■ **Problem to work on**
The exercise asks for every line of the data to be reproduced exactly.

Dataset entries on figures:

-- -- --

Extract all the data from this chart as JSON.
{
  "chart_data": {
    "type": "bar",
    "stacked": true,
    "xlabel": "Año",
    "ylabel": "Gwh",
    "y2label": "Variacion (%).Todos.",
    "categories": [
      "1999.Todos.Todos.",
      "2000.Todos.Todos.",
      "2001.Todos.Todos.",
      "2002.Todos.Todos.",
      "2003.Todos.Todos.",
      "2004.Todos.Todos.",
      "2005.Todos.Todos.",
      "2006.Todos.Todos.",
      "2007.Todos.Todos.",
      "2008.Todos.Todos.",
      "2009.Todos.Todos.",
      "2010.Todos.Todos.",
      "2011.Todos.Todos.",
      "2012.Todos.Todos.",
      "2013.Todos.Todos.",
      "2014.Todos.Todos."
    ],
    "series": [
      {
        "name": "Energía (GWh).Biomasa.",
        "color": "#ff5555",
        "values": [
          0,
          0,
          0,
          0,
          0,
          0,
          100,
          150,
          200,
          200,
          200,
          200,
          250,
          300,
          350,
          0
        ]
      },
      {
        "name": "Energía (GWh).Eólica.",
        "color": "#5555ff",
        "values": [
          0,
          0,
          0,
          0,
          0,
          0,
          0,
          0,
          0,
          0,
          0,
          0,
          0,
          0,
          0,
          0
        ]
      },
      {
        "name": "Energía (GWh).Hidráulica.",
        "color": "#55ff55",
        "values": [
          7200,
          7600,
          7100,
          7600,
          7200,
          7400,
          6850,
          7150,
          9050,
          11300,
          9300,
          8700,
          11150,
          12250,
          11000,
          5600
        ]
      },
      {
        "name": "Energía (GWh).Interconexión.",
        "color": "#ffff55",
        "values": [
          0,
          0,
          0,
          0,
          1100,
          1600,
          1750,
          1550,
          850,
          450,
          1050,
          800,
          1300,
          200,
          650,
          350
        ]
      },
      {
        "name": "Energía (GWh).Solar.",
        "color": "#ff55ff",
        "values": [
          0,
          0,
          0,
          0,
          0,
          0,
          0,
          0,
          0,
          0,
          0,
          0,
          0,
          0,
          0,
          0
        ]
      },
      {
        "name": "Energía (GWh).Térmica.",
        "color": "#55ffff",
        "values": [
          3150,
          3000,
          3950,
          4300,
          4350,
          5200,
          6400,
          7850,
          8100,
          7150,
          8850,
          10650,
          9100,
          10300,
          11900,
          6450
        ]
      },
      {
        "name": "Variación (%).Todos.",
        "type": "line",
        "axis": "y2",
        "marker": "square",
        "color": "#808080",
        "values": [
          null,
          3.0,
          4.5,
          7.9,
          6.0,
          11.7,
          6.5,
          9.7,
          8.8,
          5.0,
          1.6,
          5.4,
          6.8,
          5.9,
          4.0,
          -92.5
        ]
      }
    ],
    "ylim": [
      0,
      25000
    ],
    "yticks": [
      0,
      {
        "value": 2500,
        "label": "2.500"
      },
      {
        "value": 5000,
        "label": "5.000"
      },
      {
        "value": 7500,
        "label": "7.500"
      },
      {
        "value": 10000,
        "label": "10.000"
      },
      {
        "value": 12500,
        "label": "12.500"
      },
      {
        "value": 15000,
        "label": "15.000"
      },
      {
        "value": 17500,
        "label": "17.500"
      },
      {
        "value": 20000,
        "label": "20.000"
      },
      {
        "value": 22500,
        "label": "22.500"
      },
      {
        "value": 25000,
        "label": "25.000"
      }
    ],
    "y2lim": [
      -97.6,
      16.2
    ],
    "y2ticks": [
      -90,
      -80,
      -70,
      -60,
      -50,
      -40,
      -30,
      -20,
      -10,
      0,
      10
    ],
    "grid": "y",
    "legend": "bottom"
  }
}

-- -- --

■ **Solution for this exercise**
Extract all the data from this chart as JSON.
{
  "chart_data": {
    "type": "bar",
    "stacked": true,
    "xlabel": "Año",
    "ylabel": "Gwh",
    "y2label": "Variacion (%).Todos.",
    "categories": [
      "1999.Todos.Todos.",
      "2000.Todos.Todos.",
      "2001.Todos.Todos.",
      "2002.Todos.Todos.",
      "2003.Todos.Todos.",
      "2004.Todos.Todos.",
      "2005.Todos.Todos.",
      "2006.Todos.Todos.",
      "2007.Todos.Todos.",
      "2008.Todos.Todos.",
      "2009.Todos.Todos.",
      "2010.Todos.Todos.",
      "2011.Todos.Todos.",
      "2012.Todos.Todos.",
      "2013.Todos.Todos.",
      "2014.Todos.Todos."
    ],
    "series": [
      {
        "name": "Energía (GWh).Biomasa.",
        "color": "#ff5555",
        "values": [
          0,
          0,
          0,
          0,
          0,
          0,
          100,
          150,
          200,
          200,
          200,
          200,
          250,
          300,
          350,
          0
        ]
      },
      {
        "name": "Energía (GWh).Eólica.",
        "color": "#5555ff",
        "values": [
          0,
          0,
          0,
          0,
          0,
          0,
          0,
          0,
          0,
          0,
          0,
          0,
          0,
          0,
          0,
          0
        ]
      },
      {
        "name": "Energía (GWh).Hidráulica.",
        "color": "#55ff55",
        "values": [
          7200,
          7600,
          7100,
          7600,
          7200,
          7400,
          6850,
          7150,
          9050,
          11300,
          9300,
          8700,
          11150,
          12250,
          11000,
          5600
        ]
      },
      {
        "name": "Energía (GWh).Interconexión.",
        "color": "#ffff55",
        "values": [
          0,
          0,
          0,
          0,
          1100,
          1600,
          1750,
          1550,
          850,
          450,
          1050,
          800,
          1300,
          200,
          650,
          350
        ]
      },
      {
        "name": "Energía (GWh).Solar.",
        "color": "#ff55ff",
        "values": [
          0,
          0,
          0,
          0,
          0,
          0,
          0,
          0,
          0,
          0,
          0,
          0,
          0,
          0,
          0,
          0
        ]
      },
      {
        "name": "Energía (GWh).Térmica.",
        "color": "#55ffff",
        "values": [
          3150,
          3000,
          3950,
          4300,
          4350,
          5200,
          6400,
          7850,
          8100,
          7150,
          8850,
          10650,
          9100,
          10300,
          11900,
          6450
        ]
      },
      {
        "name": "Variación (%).Todos.",
        "type": "line",
        "axis": "y2",
        "marker": "square",
        "color": "#808080",
        "values": [
          null,
          3.0,
          4.5,
          7.9,
          6.0,
          11.7,
          6.5,
          9.7,
          8.8,
          5.0,
          1.6,
          5.4,
          6.8,
          5.9,
          4.0,
          -92.5
        ]
      }
    ],
    "ylim": [
      0,
      25000
    ],
    "yticks": [
      0,
      {
        "value": 2500,
        "label": "2.500"
      },
      {
        "value": 5000,
        "label": "5.000"
      },
      {
        "value": 7500,
        "label": "7.500"
      },
      {
        "value": 10000,
        "label": "10.000"
      },
      {
        "value": 12500,
        "label": "12.500"
      },
      {
        "value": 15000,
        "label": "15.000"
      },
      {
        "value": 17500,
        "label": "17.500"
      },
      {
        "value": 20000,
        "label": "20.000"
      },
      {
        "value": 22500,
        "label": "22.500"
      },
      {
        "value": 25000,
        "label": "25.000"
      }
    ],
    "y2lim": [
      -97.6,
      16.2
    ],
    "y2ticks": [
      -90,
      -80,
      -70,
      -60,
      -50,
      -40,
      -30,
      -20,
      -10,
      0,
      10
    ],
    "grid": "y",
    "legend": "bottom"
  }
}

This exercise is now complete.